Excerpt from a dataset

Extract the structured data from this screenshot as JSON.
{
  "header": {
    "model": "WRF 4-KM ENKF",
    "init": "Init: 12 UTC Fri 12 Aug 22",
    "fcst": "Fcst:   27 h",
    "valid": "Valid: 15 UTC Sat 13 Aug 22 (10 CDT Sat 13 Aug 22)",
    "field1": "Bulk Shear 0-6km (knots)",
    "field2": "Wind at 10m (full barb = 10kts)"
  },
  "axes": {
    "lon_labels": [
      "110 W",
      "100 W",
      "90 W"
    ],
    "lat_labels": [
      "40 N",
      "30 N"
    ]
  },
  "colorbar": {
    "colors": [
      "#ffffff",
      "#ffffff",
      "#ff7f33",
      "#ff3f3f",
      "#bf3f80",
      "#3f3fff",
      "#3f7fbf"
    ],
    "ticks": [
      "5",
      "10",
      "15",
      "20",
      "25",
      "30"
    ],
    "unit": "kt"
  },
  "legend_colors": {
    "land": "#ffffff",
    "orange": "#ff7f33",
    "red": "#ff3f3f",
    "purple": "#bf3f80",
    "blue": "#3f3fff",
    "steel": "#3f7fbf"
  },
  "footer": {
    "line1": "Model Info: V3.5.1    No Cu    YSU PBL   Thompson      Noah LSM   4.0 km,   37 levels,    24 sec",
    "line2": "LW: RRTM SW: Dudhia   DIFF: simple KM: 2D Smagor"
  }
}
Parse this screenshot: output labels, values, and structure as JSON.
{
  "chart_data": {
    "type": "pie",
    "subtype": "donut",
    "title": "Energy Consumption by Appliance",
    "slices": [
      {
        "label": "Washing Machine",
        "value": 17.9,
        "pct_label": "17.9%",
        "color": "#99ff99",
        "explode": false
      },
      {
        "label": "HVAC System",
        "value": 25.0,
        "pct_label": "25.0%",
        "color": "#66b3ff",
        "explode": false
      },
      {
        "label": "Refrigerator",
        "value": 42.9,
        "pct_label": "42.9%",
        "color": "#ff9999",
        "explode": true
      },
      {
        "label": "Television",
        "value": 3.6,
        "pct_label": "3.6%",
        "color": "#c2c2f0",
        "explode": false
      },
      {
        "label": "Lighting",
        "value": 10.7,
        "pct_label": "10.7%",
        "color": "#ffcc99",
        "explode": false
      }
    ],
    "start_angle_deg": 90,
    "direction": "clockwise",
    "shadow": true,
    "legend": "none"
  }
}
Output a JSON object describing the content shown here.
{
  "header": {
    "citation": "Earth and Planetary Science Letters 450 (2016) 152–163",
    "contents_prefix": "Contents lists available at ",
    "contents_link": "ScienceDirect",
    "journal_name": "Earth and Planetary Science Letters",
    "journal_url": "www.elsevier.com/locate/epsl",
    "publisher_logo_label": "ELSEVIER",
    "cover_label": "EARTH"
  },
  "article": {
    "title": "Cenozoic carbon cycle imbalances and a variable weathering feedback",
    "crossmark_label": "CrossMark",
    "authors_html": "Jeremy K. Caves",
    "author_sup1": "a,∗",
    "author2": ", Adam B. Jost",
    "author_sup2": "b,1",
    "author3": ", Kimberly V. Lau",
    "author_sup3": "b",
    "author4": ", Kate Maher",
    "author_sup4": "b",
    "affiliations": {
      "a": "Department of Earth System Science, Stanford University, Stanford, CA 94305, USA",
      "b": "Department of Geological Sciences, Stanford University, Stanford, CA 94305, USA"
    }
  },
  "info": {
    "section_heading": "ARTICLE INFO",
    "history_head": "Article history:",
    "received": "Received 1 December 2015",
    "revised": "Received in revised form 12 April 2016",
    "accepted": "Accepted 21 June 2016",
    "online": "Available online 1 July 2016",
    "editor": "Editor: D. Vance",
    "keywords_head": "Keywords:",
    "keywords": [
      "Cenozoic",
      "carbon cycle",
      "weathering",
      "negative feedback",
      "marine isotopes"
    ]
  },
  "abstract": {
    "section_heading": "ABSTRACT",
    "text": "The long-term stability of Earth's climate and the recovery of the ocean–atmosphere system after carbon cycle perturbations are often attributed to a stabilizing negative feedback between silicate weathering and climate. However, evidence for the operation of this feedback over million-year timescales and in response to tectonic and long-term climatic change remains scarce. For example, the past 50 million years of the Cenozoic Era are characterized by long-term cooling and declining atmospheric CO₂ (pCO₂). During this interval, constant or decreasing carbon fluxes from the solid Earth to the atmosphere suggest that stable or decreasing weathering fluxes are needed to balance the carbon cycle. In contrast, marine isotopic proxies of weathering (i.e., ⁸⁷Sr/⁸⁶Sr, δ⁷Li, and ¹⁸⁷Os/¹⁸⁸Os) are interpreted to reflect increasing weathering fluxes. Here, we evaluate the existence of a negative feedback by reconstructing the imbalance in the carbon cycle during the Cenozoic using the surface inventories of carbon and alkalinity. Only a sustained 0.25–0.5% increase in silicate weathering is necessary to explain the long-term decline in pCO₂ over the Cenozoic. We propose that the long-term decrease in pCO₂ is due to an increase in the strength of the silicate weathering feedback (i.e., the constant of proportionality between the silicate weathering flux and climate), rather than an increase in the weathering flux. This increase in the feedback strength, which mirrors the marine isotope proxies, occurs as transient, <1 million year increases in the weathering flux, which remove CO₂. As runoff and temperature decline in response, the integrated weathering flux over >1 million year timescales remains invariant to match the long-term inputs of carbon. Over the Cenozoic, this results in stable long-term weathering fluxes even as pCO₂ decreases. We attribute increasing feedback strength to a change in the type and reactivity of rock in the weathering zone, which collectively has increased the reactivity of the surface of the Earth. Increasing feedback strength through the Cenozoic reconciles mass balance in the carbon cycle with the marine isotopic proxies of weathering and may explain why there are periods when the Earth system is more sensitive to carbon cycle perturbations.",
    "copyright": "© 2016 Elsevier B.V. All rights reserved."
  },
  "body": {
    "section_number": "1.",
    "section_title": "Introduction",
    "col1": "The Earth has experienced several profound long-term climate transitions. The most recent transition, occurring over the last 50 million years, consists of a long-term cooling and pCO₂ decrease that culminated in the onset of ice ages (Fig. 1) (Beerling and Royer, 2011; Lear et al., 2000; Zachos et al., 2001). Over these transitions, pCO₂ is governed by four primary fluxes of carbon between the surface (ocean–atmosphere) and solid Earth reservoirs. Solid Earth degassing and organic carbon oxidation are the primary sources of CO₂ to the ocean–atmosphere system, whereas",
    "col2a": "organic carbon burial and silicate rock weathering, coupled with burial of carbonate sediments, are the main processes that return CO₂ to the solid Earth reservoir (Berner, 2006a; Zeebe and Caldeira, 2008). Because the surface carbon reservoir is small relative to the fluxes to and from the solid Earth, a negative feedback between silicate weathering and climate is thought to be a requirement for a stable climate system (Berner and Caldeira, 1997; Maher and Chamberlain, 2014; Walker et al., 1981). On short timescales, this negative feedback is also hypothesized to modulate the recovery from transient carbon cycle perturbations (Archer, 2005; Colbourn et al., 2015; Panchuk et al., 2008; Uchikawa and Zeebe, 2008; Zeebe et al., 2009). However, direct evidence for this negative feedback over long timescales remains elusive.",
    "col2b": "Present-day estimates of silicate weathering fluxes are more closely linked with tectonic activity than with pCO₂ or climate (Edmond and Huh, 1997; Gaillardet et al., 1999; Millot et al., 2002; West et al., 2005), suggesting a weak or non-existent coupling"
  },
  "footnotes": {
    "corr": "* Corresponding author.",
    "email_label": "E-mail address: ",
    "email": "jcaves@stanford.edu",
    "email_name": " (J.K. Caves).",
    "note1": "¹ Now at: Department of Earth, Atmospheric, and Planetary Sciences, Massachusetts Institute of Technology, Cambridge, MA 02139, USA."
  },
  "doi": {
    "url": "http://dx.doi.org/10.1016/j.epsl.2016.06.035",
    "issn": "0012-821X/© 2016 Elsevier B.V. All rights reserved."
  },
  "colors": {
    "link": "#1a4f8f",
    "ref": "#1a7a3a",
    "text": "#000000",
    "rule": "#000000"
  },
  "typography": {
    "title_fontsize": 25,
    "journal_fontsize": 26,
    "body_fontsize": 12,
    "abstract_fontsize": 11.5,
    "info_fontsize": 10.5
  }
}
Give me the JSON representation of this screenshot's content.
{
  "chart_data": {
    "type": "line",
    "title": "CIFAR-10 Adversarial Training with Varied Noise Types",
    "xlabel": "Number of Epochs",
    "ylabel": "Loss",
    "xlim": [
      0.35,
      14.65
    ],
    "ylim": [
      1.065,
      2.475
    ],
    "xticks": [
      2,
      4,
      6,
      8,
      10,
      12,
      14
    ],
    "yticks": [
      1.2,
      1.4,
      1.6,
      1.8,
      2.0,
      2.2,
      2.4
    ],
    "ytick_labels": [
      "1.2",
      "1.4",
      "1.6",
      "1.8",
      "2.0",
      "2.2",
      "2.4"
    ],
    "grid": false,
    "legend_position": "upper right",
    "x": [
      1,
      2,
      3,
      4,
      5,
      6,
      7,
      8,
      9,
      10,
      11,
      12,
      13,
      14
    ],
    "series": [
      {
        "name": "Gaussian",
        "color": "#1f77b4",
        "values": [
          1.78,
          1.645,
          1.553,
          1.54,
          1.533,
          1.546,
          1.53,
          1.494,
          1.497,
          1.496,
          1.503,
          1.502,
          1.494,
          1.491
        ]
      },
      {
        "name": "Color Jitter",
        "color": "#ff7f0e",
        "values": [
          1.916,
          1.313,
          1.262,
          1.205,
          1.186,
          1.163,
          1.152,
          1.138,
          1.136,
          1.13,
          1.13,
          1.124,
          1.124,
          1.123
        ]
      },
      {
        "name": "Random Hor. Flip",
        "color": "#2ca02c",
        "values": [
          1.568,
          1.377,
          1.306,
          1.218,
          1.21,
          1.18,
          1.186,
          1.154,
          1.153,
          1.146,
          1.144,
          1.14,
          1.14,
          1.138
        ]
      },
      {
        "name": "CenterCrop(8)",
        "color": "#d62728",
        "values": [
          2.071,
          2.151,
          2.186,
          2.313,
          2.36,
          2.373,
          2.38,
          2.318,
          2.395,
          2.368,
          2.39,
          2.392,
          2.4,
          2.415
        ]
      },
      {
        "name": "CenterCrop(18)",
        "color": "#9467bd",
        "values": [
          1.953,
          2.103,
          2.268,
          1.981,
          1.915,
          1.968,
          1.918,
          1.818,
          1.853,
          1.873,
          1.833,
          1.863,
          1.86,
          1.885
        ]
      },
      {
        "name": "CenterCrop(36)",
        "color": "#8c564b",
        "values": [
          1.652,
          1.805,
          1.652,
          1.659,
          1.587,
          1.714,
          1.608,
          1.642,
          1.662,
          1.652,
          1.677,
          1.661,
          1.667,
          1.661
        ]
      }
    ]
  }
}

TASK REQUIREMENTS
In the material above, find each line that contains the word "CenterCrop", and select it.

RESULT OF THIS EXERCISE
        "name": "CenterCrop(8)",
        "name": "CenterCrop(18)",
        "name": "CenterCrop(36)",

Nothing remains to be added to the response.